>> start

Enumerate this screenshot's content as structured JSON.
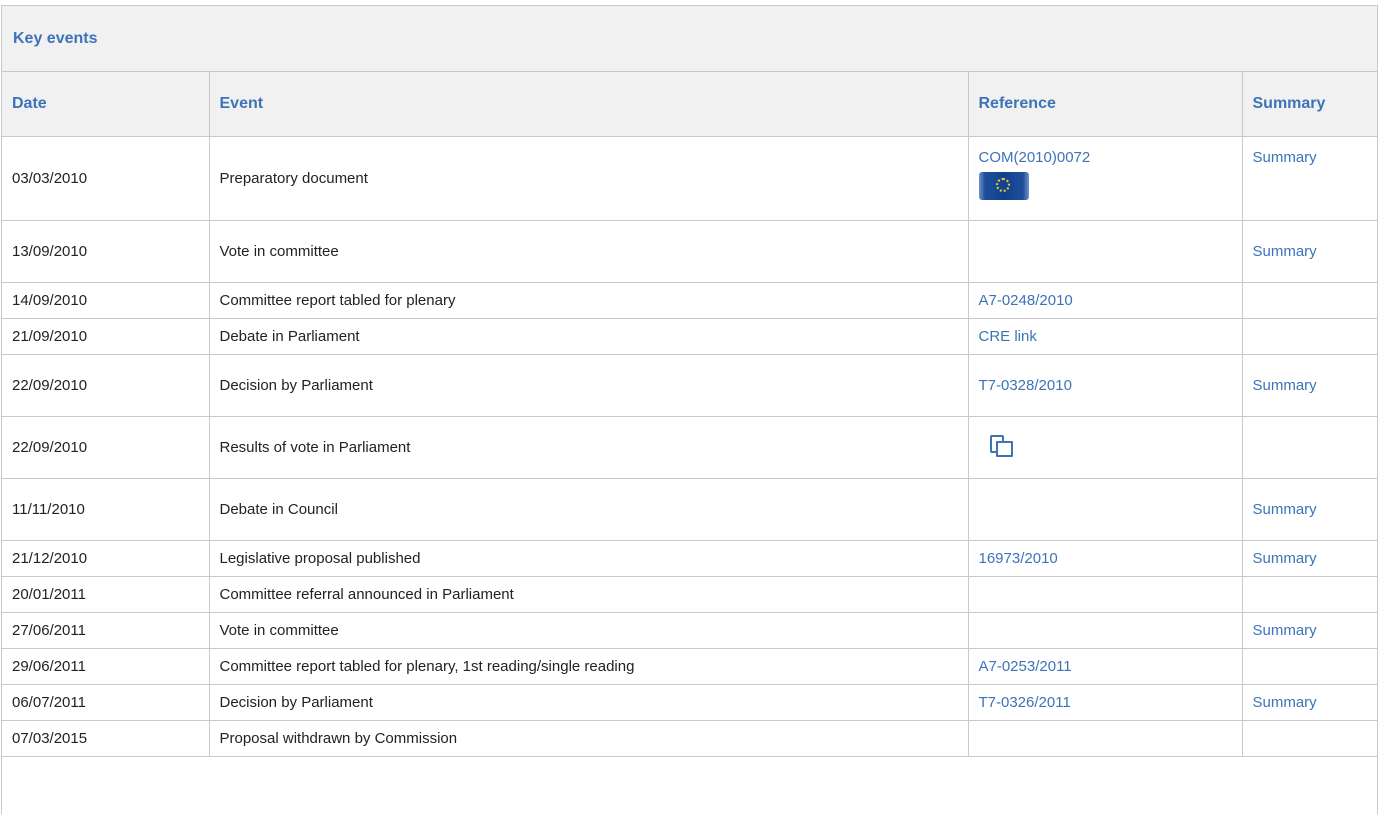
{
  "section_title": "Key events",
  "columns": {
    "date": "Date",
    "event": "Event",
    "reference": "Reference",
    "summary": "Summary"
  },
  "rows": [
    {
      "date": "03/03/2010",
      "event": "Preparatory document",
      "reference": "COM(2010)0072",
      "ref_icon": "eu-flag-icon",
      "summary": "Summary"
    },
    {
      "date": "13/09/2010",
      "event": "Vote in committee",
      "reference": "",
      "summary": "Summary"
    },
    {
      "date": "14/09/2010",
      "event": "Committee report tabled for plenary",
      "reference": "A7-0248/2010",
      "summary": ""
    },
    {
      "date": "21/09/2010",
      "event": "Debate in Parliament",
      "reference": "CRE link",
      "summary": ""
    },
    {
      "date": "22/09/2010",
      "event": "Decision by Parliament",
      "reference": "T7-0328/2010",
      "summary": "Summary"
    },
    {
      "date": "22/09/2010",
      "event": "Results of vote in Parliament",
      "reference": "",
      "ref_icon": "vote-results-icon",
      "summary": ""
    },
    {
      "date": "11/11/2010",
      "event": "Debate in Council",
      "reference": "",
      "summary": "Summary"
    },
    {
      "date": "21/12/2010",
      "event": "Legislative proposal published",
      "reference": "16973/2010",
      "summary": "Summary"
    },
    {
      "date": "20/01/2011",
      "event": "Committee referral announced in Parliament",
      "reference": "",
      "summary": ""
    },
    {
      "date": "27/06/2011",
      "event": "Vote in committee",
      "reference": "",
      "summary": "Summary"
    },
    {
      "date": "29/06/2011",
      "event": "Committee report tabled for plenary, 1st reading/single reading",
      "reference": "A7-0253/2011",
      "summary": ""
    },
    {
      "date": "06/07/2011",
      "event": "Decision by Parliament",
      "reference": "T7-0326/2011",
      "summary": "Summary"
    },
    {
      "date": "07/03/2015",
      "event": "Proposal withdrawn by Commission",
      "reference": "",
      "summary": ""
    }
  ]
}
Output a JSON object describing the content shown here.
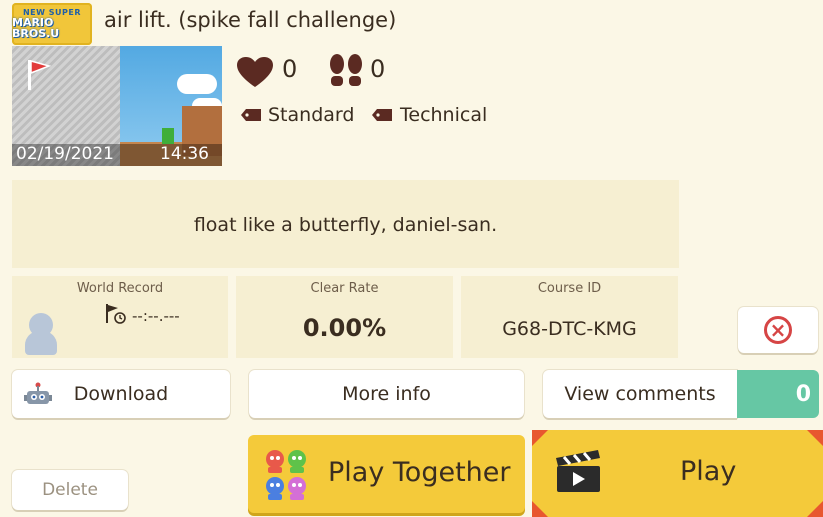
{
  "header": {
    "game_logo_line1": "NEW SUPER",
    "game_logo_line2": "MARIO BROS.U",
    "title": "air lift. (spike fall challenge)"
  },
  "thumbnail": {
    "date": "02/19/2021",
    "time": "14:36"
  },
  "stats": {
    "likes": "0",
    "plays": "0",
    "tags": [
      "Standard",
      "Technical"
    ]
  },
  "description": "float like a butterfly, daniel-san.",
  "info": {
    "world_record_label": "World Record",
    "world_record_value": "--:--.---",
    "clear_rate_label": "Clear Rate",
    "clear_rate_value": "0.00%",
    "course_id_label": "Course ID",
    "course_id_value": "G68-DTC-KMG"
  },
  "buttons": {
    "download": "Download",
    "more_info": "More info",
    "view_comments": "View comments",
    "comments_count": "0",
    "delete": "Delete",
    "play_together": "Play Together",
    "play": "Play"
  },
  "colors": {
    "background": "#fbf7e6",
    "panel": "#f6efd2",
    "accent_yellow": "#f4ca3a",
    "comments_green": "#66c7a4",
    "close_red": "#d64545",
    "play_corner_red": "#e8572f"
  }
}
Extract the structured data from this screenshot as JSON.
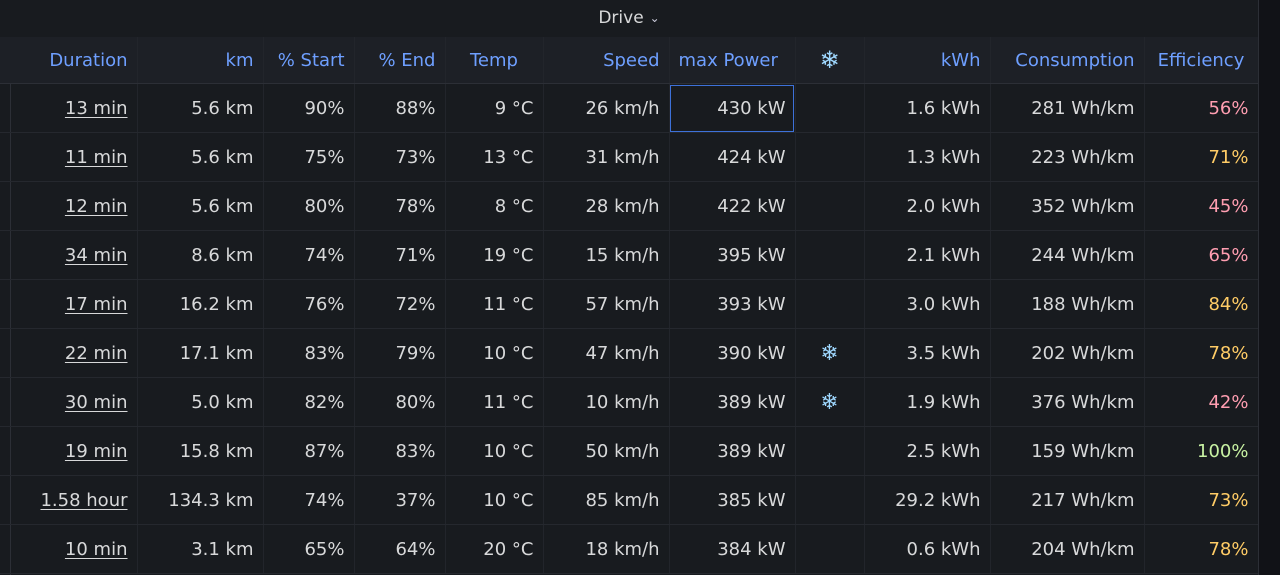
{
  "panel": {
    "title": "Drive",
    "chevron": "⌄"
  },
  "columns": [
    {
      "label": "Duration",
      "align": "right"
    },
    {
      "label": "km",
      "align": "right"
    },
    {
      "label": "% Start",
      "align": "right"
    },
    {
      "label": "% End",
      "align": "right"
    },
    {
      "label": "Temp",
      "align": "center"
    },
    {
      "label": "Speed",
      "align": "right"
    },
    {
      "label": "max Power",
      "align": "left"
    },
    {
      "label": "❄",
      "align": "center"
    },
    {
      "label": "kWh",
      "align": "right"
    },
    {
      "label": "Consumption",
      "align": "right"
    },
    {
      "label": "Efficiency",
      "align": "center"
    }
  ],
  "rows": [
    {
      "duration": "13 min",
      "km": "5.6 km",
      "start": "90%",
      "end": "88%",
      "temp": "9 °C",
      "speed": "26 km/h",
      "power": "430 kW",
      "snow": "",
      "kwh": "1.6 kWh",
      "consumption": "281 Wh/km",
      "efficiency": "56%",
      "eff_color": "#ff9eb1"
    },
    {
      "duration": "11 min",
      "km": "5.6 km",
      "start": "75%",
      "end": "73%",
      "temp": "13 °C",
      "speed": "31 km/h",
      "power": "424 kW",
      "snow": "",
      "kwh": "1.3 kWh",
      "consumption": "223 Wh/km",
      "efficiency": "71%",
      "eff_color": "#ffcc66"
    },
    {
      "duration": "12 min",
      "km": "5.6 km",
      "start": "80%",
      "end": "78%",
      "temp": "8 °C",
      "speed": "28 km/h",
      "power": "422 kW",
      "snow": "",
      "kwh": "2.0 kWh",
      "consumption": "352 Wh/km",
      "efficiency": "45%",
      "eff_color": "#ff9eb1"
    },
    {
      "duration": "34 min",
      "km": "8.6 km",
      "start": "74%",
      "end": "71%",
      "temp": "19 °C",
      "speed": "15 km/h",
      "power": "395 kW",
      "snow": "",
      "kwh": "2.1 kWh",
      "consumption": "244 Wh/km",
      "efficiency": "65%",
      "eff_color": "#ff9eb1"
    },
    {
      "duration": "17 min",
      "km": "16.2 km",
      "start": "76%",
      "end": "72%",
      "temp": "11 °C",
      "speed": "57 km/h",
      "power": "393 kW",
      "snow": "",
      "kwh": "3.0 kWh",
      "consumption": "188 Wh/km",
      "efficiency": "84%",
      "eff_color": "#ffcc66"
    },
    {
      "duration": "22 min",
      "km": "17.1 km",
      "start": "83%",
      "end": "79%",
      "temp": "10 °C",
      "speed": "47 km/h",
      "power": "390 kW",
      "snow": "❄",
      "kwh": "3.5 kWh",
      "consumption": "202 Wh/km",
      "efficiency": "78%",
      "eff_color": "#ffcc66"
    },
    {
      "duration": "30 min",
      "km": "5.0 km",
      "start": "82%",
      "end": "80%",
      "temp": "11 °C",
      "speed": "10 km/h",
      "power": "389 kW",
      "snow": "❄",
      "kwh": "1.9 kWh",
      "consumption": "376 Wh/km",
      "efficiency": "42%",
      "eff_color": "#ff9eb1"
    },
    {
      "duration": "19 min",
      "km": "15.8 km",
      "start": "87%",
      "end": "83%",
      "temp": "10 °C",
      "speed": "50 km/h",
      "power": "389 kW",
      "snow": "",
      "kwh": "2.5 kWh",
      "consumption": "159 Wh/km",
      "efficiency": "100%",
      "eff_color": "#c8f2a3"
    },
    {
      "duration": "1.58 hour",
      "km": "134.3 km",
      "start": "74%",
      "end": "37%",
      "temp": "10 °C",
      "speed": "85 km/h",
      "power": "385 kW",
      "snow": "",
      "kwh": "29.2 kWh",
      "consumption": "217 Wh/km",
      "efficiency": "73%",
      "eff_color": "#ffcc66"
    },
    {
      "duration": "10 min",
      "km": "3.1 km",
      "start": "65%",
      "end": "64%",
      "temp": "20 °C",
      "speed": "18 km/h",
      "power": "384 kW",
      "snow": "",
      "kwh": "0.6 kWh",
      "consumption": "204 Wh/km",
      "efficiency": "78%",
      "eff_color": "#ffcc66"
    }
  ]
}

>> end

# [EXERCISE AIM]
Restate the records above in full, word for word. Keep pictures out.

# [TASK RESPONSE]
Enumerate this screenshot's content as structured JSON.
{
  "section_title": "Key events",
  "columns": {
    "date": "Date",
    "event": "Event",
    "reference": "Reference",
    "summary": "Summary"
  },
  "rows": [
    {
      "date": "03/03/2010",
      "event": "Preparatory document",
      "reference": "COM(2010)0072",
      "ref_icon": "eu-flag-icon",
      "summary": "Summary"
    },
    {
      "date": "13/09/2010",
      "event": "Vote in committee",
      "reference": "",
      "summary": "Summary"
    },
    {
      "date": "14/09/2010",
      "event": "Committee report tabled for plenary",
      "reference": "A7-0248/2010",
      "summary": ""
    },
    {
      "date": "21/09/2010",
      "event": "Debate in Parliament",
      "reference": "CRE link",
      "summary": ""
    },
    {
      "date": "22/09/2010",
      "event": "Decision by Parliament",
      "reference": "T7-0328/2010",
      "summary": "Summary"
    },
    {
      "date": "22/09/2010",
      "event": "Results of vote in Parliament",
      "reference": "",
      "ref_icon": "vote-results-icon",
      "summary": ""
    },
    {
      "date": "11/11/2010",
      "event": "Debate in Council",
      "reference": "",
      "summary": "Summary"
    },
    {
      "date": "21/12/2010",
      "event": "Legislative proposal published",
      "reference": "16973/2010",
      "summary": "Summary"
    },
    {
      "date": "20/01/2011",
      "event": "Committee referral announced in Parliament",
      "reference": "",
      "summary": ""
    },
    {
      "date": "27/06/2011",
      "event": "Vote in committee",
      "reference": "",
      "summary": "Summary"
    },
    {
      "date": "29/06/2011",
      "event": "Committee report tabled for plenary, 1st reading/single reading",
      "reference": "A7-0253/2011",
      "summary": ""
    },
    {
      "date": "06/07/2011",
      "event": "Decision by Parliament",
      "reference": "T7-0326/2011",
      "summary": "Summary"
    },
    {
      "date": "07/03/2015",
      "event": "Proposal withdrawn by Commission",
      "reference": "",
      "summary": ""
    }
  ]
}
Output a JSON object describing the content shown here.
{
  "header": {
    "game_logo_line1": "NEW SUPER",
    "game_logo_line2": "MARIO BROS.U",
    "title": "air lift. (spike fall challenge)"
  },
  "thumbnail": {
    "date": "02/19/2021",
    "time": "14:36"
  },
  "stats": {
    "likes": "0",
    "plays": "0",
    "tags": [
      "Standard",
      "Technical"
    ]
  },
  "description": "float like a butterfly, daniel-san.",
  "info": {
    "world_record_label": "World Record",
    "world_record_value": "--:--.---",
    "clear_rate_label": "Clear Rate",
    "clear_rate_value": "0.00%",
    "course_id_label": "Course ID",
    "course_id_value": "G68-DTC-KMG"
  },
  "buttons": {
    "download": "Download",
    "more_info": "More info",
    "view_comments": "View comments",
    "comments_count": "0",
    "delete": "Delete",
    "play_together": "Play Together",
    "play": "Play"
  },
  "colors": {
    "background": "#fbf7e6",
    "panel": "#f6efd2",
    "accent_yellow": "#f4ca3a",
    "comments_green": "#66c7a4",
    "close_red": "#d64545",
    "play_corner_red": "#e8572f"
  }
}
Extract the structured data from this screenshot as JSON.
{
  "panel": {
    "title": "Drive",
    "chevron": "⌄"
  },
  "columns": [
    {
      "label": "Duration",
      "align": "right"
    },
    {
      "label": "km",
      "align": "right"
    },
    {
      "label": "% Start",
      "align": "right"
    },
    {
      "label": "% End",
      "align": "right"
    },
    {
      "label": "Temp",
      "align": "center"
    },
    {
      "label": "Speed",
      "align": "right"
    },
    {
      "label": "max Power",
      "align": "left"
    },
    {
      "label": "❄",
      "align": "center"
    },
    {
      "label": "kWh",
      "align": "right"
    },
    {
      "label": "Consumption",
      "align": "right"
    },
    {
      "label": "Efficiency",
      "align": "center"
    }
  ],
  "rows": [
    {
      "duration": "13 min",
      "km": "5.6 km",
      "start": "90%",
      "end": "88%",
      "temp": "9 °C",
      "speed": "26 km/h",
      "power": "430 kW",
      "snow": "",
      "kwh": "1.6 kWh",
      "consumption": "281 Wh/km",
      "efficiency": "56%",
      "eff_color": "#ff9eb1"
    },
    {
      "duration": "11 min",
      "km": "5.6 km",
      "start": "75%",
      "end": "73%",
      "temp": "13 °C",
      "speed": "31 km/h",
      "power": "424 kW",
      "snow": "",
      "kwh": "1.3 kWh",
      "consumption": "223 Wh/km",
      "efficiency": "71%",
      "eff_color": "#ffcc66"
    },
    {
      "duration": "12 min",
      "km": "5.6 km",
      "start": "80%",
      "end": "78%",
      "temp": "8 °C",
      "speed": "28 km/h",
      "power": "422 kW",
      "snow": "",
      "kwh": "2.0 kWh",
      "consumption": "352 Wh/km",
      "efficiency": "45%",
      "eff_color": "#ff9eb1"
    },
    {
      "duration": "34 min",
      "km": "8.6 km",
      "start": "74%",
      "end": "71%",
      "temp": "19 °C",
      "speed": "15 km/h",
      "power": "395 kW",
      "snow": "",
      "kwh": "2.1 kWh",
      "consumption": "244 Wh/km",
      "efficiency": "65%",
      "eff_color": "#ff9eb1"
    },
    {
      "duration": "17 min",
      "km": "16.2 km",
      "start": "76%",
      "end": "72%",
      "temp": "11 °C",
      "speed": "57 km/h",
      "power": "393 kW",
      "snow": "",
      "kwh": "3.0 kWh",
      "consumption": "188 Wh/km",
      "efficiency": "84%",
      "eff_color": "#ffcc66"
    },
    {
      "duration": "22 min",
      "km": "17.1 km",
      "start": "83%",
      "end": "79%",
      "temp": "10 °C",
      "speed": "47 km/h",
      "power": "390 kW",
      "snow": "❄",
      "kwh": "3.5 kWh",
      "consumption": "202 Wh/km",
      "efficiency": "78%",
      "eff_color": "#ffcc66"
    },
    {
      "duration": "30 min",
      "km": "5.0 km",
      "start": "82%",
      "end": "80%",
      "temp": "11 °C",
      "speed": "10 km/h",
      "power": "389 kW",
      "snow": "❄",
      "kwh": "1.9 kWh",
      "consumption": "376 Wh/km",
      "efficiency": "42%",
      "eff_color": "#ff9eb1"
    },
    {
      "duration": "19 min",
      "km": "15.8 km",
      "start": "87%",
      "end": "83%",
      "temp": "10 °C",
      "speed": "50 km/h",
      "power": "389 kW",
      "snow": "",
      "kwh": "2.5 kWh",
      "consumption": "159 Wh/km",
      "efficiency": "100%",
      "eff_color": "#c8f2a3"
    },
    {
      "duration": "1.58 hour",
      "km": "134.3 km",
      "start": "74%",
      "end": "37%",
      "temp": "10 °C",
      "speed": "85 km/h",
      "power": "385 kW",
      "snow": "",
      "kwh": "29.2 kWh",
      "consumption": "217 Wh/km",
      "efficiency": "73%",
      "eff_color": "#ffcc66"
    },
    {
      "duration": "10 min",
      "km": "3.1 km",
      "start": "65%",
      "end": "64%",
      "temp": "20 °C",
      "speed": "18 km/h",
      "power": "384 kW",
      "snow": "",
      "kwh": "0.6 kWh",
      "consumption": "204 Wh/km",
      "efficiency": "78%",
      "eff_color": "#ffcc66"
    }
  ]
}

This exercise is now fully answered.